──────── Entries
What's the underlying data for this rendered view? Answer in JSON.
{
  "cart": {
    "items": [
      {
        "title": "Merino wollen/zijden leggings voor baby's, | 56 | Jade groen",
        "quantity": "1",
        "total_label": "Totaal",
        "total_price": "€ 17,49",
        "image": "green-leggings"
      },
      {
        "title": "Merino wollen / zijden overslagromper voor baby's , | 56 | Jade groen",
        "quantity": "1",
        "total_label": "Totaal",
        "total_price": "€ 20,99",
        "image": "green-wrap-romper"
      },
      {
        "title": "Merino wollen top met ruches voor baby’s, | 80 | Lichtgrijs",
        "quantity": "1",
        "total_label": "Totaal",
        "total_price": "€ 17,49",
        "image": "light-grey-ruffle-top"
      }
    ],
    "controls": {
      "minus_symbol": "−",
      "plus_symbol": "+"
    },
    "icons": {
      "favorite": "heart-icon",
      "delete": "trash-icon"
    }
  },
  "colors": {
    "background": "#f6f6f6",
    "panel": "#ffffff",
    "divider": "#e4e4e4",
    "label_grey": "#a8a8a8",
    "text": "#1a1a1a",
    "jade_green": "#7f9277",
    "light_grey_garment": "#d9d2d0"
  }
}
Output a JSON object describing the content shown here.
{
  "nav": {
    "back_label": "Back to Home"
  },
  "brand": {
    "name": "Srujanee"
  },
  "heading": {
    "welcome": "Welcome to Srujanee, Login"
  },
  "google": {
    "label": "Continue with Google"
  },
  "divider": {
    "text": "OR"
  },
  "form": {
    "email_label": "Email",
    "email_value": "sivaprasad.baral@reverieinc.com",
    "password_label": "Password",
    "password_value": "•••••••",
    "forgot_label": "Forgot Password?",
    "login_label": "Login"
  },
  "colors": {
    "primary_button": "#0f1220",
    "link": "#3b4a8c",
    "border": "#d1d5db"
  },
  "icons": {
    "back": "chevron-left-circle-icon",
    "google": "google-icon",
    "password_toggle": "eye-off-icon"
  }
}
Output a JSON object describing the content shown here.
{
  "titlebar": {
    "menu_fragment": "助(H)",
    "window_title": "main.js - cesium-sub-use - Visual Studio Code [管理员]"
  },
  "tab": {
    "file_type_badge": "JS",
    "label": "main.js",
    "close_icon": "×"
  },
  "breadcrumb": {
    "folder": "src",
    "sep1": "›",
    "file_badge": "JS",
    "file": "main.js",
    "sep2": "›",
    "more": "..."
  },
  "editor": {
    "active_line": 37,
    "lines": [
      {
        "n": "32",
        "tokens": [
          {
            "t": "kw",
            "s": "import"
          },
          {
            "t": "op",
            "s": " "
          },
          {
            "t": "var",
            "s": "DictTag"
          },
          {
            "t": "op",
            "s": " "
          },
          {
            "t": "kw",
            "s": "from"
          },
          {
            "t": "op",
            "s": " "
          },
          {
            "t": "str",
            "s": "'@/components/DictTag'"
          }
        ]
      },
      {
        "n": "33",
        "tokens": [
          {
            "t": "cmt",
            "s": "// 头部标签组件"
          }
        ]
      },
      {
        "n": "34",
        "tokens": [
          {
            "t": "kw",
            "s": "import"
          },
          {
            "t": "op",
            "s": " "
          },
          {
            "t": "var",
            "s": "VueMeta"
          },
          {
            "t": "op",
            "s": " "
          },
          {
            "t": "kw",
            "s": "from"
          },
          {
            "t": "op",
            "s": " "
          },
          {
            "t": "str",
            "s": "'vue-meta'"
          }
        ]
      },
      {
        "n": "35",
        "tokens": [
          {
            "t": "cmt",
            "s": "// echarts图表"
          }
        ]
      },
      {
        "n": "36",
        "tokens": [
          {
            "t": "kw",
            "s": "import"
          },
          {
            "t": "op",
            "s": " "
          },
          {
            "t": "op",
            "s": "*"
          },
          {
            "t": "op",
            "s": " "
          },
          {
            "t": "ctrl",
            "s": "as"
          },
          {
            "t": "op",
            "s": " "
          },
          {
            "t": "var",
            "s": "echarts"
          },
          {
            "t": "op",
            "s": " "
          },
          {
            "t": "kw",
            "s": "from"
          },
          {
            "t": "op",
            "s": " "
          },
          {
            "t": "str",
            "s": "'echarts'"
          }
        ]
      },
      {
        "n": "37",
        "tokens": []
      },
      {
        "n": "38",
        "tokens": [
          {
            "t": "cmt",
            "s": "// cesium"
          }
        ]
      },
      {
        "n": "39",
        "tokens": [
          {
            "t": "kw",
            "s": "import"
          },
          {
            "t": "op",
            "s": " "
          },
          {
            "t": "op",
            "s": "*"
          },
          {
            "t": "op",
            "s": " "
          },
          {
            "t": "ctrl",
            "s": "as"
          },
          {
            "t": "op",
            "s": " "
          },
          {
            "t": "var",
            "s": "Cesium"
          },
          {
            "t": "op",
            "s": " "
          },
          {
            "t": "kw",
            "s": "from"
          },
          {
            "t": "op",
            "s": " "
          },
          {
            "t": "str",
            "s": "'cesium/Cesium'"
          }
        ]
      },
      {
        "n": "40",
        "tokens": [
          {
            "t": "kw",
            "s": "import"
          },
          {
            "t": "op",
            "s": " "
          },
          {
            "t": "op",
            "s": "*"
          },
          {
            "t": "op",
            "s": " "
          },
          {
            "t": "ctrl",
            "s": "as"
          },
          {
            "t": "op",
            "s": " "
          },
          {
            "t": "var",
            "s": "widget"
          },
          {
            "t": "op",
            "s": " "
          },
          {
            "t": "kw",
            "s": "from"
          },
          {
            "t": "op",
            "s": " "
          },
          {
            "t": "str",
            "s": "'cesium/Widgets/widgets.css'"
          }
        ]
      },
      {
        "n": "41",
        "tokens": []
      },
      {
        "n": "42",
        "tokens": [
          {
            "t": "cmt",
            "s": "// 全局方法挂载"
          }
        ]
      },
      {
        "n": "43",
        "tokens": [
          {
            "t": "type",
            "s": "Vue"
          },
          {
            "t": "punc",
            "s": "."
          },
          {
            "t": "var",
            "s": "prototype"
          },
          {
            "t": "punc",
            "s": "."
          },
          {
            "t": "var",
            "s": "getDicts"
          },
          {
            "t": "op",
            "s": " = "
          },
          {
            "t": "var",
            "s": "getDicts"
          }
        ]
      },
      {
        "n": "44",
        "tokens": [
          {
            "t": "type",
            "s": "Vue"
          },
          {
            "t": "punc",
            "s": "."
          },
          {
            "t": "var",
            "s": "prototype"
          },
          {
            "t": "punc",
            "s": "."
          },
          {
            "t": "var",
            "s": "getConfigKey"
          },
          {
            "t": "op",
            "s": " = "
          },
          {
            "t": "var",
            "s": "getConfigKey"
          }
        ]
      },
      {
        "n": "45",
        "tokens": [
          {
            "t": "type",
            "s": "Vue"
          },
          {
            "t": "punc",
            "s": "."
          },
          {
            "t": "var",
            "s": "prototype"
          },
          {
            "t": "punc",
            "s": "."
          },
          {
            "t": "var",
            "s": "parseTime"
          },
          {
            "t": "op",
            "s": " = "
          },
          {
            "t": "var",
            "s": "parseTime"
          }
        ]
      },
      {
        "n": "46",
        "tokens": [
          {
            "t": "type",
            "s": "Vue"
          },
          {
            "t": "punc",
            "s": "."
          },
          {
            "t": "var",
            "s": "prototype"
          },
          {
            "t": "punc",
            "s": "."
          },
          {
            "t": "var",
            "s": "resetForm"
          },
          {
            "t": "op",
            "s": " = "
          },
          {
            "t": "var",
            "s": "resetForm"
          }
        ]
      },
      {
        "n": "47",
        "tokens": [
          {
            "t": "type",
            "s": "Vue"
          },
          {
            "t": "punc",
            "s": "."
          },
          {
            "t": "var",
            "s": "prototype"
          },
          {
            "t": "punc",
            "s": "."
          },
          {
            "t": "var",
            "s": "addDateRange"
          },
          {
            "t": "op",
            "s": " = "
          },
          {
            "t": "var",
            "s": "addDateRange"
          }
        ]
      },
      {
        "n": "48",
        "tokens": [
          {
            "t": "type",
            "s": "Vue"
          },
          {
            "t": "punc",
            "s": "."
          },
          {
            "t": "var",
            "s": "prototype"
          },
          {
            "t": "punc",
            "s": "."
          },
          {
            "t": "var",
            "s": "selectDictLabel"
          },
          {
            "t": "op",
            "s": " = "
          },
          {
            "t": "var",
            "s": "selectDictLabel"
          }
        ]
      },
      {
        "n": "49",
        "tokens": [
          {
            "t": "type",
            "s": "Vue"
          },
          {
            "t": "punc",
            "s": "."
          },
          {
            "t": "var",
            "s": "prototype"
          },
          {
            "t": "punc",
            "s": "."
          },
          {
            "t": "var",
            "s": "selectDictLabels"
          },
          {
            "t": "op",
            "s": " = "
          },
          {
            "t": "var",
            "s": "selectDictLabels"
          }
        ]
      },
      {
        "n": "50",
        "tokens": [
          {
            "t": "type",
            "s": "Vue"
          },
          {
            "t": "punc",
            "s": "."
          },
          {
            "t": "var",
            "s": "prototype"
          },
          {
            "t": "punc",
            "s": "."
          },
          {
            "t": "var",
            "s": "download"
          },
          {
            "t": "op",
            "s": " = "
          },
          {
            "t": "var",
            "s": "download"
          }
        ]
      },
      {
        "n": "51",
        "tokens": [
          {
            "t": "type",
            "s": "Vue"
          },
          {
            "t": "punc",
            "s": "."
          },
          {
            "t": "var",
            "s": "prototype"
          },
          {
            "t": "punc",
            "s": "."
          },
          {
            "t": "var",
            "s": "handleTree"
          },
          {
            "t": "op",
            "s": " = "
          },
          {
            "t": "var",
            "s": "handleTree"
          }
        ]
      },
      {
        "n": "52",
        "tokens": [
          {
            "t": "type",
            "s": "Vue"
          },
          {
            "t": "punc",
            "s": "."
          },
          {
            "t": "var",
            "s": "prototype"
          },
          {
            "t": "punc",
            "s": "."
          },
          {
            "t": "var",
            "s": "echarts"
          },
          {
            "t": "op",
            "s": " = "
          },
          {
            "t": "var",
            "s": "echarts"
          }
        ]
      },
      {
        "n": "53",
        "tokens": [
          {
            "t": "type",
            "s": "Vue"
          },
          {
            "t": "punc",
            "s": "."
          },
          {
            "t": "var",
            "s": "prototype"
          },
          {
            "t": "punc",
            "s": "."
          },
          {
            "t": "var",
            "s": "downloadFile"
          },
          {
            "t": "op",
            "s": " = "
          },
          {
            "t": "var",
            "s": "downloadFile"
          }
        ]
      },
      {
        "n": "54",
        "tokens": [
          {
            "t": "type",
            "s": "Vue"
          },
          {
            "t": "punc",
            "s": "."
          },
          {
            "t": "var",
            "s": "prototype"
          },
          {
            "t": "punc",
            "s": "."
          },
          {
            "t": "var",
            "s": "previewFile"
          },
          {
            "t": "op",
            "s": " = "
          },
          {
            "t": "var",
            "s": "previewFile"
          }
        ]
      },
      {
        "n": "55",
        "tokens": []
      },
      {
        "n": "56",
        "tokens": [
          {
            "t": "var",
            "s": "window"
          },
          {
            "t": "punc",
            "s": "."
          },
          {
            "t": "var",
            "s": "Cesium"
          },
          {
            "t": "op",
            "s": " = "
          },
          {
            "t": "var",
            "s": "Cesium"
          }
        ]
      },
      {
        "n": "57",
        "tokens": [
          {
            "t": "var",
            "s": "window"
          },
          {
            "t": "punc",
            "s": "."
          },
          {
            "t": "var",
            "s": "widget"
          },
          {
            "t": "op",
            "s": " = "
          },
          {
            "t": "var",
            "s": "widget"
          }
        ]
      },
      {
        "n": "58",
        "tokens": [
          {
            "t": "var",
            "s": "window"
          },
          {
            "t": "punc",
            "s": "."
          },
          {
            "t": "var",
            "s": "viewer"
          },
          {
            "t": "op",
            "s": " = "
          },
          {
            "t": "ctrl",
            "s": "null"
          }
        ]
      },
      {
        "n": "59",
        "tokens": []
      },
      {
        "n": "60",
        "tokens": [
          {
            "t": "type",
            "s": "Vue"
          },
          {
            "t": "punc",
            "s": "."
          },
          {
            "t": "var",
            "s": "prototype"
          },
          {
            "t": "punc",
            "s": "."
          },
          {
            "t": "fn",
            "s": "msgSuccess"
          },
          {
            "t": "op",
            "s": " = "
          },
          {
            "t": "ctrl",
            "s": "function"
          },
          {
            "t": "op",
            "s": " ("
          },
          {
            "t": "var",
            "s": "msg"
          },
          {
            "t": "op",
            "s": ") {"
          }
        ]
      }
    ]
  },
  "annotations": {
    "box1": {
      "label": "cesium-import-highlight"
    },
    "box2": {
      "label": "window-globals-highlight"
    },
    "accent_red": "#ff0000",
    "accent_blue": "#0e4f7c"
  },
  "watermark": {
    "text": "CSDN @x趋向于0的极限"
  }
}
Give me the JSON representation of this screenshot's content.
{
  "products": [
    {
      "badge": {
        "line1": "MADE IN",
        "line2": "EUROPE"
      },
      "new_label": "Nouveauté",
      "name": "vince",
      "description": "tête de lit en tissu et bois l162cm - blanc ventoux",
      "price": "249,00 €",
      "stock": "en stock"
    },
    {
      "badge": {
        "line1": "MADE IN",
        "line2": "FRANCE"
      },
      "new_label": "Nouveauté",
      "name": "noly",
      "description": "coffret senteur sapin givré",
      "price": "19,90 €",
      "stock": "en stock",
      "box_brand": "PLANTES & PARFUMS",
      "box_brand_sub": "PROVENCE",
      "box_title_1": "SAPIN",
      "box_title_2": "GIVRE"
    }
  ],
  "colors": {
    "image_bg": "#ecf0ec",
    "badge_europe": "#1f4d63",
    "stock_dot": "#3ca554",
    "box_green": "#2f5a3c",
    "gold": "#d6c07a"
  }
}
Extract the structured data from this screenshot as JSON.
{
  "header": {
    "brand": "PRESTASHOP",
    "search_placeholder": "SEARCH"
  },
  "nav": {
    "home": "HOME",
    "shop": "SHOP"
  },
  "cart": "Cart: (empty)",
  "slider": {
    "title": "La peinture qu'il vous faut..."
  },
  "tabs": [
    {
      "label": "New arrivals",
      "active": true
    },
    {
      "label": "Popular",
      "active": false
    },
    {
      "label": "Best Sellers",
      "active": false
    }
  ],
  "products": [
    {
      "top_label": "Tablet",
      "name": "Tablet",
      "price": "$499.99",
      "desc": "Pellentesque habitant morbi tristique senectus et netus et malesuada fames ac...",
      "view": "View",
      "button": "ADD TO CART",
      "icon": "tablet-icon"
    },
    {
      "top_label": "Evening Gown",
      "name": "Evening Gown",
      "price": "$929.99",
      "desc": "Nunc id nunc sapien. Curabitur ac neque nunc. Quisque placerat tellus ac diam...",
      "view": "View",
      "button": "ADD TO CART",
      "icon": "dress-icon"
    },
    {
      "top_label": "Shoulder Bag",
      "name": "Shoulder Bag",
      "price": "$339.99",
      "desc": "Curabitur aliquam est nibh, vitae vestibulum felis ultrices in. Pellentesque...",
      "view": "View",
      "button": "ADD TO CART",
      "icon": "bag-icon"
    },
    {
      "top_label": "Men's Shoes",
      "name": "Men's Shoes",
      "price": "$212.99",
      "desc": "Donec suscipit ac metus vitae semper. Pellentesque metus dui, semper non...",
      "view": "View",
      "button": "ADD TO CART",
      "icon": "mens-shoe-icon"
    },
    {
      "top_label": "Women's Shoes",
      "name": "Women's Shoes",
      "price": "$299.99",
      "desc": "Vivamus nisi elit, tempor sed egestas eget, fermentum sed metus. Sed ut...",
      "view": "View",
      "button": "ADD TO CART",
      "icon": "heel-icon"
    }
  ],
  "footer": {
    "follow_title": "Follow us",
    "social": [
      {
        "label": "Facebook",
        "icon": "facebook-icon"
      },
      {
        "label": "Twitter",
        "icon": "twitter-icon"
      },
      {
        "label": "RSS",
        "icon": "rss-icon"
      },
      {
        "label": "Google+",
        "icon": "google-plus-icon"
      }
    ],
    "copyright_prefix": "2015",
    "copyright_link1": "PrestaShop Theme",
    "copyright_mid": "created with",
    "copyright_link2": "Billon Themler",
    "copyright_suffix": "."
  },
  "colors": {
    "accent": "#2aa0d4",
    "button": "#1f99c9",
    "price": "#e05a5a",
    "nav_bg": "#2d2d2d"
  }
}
────────────────
How many lines in the records above contain the word "data"? Give only the number.

Expected answer:
2